→ WHAT IS NEEDED
Repeat every line of the material, character for character.

◇ ◇ ◇

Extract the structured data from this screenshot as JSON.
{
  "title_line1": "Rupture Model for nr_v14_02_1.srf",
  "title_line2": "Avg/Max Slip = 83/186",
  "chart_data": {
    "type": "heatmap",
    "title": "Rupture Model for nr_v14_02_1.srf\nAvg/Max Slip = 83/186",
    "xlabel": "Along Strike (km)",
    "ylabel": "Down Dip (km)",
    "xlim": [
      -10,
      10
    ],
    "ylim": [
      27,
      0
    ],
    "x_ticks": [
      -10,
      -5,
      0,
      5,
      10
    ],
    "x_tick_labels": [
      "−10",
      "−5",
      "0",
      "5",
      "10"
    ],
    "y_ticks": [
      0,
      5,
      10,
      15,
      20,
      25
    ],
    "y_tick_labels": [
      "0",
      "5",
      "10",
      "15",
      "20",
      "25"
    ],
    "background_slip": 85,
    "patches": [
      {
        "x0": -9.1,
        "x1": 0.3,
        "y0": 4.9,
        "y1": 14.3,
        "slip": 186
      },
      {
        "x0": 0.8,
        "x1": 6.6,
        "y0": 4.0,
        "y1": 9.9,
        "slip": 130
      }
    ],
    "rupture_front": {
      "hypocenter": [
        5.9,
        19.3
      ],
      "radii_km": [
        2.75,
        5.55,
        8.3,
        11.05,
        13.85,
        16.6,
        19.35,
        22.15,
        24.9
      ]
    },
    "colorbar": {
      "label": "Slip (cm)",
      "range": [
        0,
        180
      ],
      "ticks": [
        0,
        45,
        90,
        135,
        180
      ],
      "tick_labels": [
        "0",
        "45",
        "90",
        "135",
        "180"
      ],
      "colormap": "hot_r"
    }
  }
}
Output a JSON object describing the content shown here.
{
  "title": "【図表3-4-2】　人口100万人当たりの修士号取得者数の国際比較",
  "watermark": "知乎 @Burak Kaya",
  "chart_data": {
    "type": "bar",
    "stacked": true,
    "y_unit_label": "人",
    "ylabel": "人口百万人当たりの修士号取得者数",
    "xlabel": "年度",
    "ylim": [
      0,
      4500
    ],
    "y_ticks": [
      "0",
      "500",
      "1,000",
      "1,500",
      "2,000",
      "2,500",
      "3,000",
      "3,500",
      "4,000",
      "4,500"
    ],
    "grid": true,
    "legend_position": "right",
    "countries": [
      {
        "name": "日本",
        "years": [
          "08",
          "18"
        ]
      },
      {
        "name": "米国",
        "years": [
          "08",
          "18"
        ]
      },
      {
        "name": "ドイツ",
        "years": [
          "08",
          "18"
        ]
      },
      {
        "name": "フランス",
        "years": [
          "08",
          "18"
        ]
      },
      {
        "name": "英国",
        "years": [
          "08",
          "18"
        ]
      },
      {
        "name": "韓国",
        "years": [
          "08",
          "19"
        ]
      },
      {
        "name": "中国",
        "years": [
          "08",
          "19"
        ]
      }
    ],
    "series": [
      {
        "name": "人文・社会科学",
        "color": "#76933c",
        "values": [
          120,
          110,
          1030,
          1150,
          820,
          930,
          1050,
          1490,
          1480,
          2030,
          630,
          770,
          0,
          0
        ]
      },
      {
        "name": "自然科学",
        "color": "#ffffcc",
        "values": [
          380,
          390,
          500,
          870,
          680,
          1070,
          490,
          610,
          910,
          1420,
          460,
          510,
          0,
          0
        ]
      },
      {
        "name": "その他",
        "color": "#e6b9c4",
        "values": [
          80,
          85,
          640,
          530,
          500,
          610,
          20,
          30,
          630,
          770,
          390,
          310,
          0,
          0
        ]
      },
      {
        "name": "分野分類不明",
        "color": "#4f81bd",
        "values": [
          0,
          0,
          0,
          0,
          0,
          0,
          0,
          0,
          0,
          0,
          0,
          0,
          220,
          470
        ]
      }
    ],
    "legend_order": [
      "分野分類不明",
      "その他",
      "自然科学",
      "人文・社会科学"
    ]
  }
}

◇ ◇ ◇

→ RESPONSE
Extract the structured data from this screenshot as JSON.
{
  "title_line1": "Rupture Model for nr_v14_02_1.srf",
  "title_line2": "Avg/Max Slip = 83/186",
  "chart_data": {
    "type": "heatmap",
    "title": "Rupture Model for nr_v14_02_1.srf\nAvg/Max Slip = 83/186",
    "xlabel": "Along Strike (km)",
    "ylabel": "Down Dip (km)",
    "xlim": [
      -10,
      10
    ],
    "ylim": [
      27,
      0
    ],
    "x_ticks": [
      -10,
      -5,
      0,
      5,
      10
    ],
    "x_tick_labels": [
      "−10",
      "−5",
      "0",
      "5",
      "10"
    ],
    "y_ticks": [
      0,
      5,
      10,
      15,
      20,
      25
    ],
    "y_tick_labels": [
      "0",
      "5",
      "10",
      "15",
      "20",
      "25"
    ],
    "background_slip": 85,
    "patches": [
      {
        "x0": -9.1,
        "x1": 0.3,
        "y0": 4.9,
        "y1": 14.3,
        "slip": 186
      },
      {
        "x0": 0.8,
        "x1": 6.6,
        "y0": 4.0,
        "y1": 9.9,
        "slip": 130
      }
    ],
    "rupture_front": {
      "hypocenter": [
        5.9,
        19.3
      ],
      "radii_km": [
        2.75,
        5.55,
        8.3,
        11.05,
        13.85,
        16.6,
        19.35,
        22.15,
        24.9
      ]
    },
    "colorbar": {
      "label": "Slip (cm)",
      "range": [
        0,
        180
      ],
      "ticks": [
        0,
        45,
        90,
        135,
        180
      ],
      "tick_labels": [
        "0",
        "45",
        "90",
        "135",
        "180"
      ],
      "colormap": "hot_r"
    }
  }
}
Output a JSON object describing the content shown here.
{
  "title": "【図表3-4-2】　人口100万人当たりの修士号取得者数の国際比較",
  "watermark": "知乎 @Burak Kaya",
  "chart_data": {
    "type": "bar",
    "stacked": true,
    "y_unit_label": "人",
    "ylabel": "人口百万人当たりの修士号取得者数",
    "xlabel": "年度",
    "ylim": [
      0,
      4500
    ],
    "y_ticks": [
      "0",
      "500",
      "1,000",
      "1,500",
      "2,000",
      "2,500",
      "3,000",
      "3,500",
      "4,000",
      "4,500"
    ],
    "grid": true,
    "legend_position": "right",
    "countries": [
      {
        "name": "日本",
        "years": [
          "08",
          "18"
        ]
      },
      {
        "name": "米国",
        "years": [
          "08",
          "18"
        ]
      },
      {
        "name": "ドイツ",
        "years": [
          "08",
          "18"
        ]
      },
      {
        "name": "フランス",
        "years": [
          "08",
          "18"
        ]
      },
      {
        "name": "英国",
        "years": [
          "08",
          "18"
        ]
      },
      {
        "name": "韓国",
        "years": [
          "08",
          "19"
        ]
      },
      {
        "name": "中国",
        "years": [
          "08",
          "19"
        ]
      }
    ],
    "series": [
      {
        "name": "人文・社会科学",
        "color": "#76933c",
        "values": [
          120,
          110,
          1030,
          1150,
          820,
          930,
          1050,
          1490,
          1480,
          2030,
          630,
          770,
          0,
          0
        ]
      },
      {
        "name": "自然科学",
        "color": "#ffffcc",
        "values": [
          380,
          390,
          500,
          870,
          680,
          1070,
          490,
          610,
          910,
          1420,
          460,
          510,
          0,
          0
        ]
      },
      {
        "name": "その他",
        "color": "#e6b9c4",
        "values": [
          80,
          85,
          640,
          530,
          500,
          610,
          20,
          30,
          630,
          770,
          390,
          310,
          0,
          0
        ]
      },
      {
        "name": "分野分類不明",
        "color": "#4f81bd",
        "values": [
          0,
          0,
          0,
          0,
          0,
          0,
          0,
          0,
          0,
          0,
          0,
          0,
          220,
          470
        ]
      }
    ],
    "legend_order": [
      "分野分類不明",
      "その他",
      "自然科学",
      "人文・社会科学"
    ]
  }
}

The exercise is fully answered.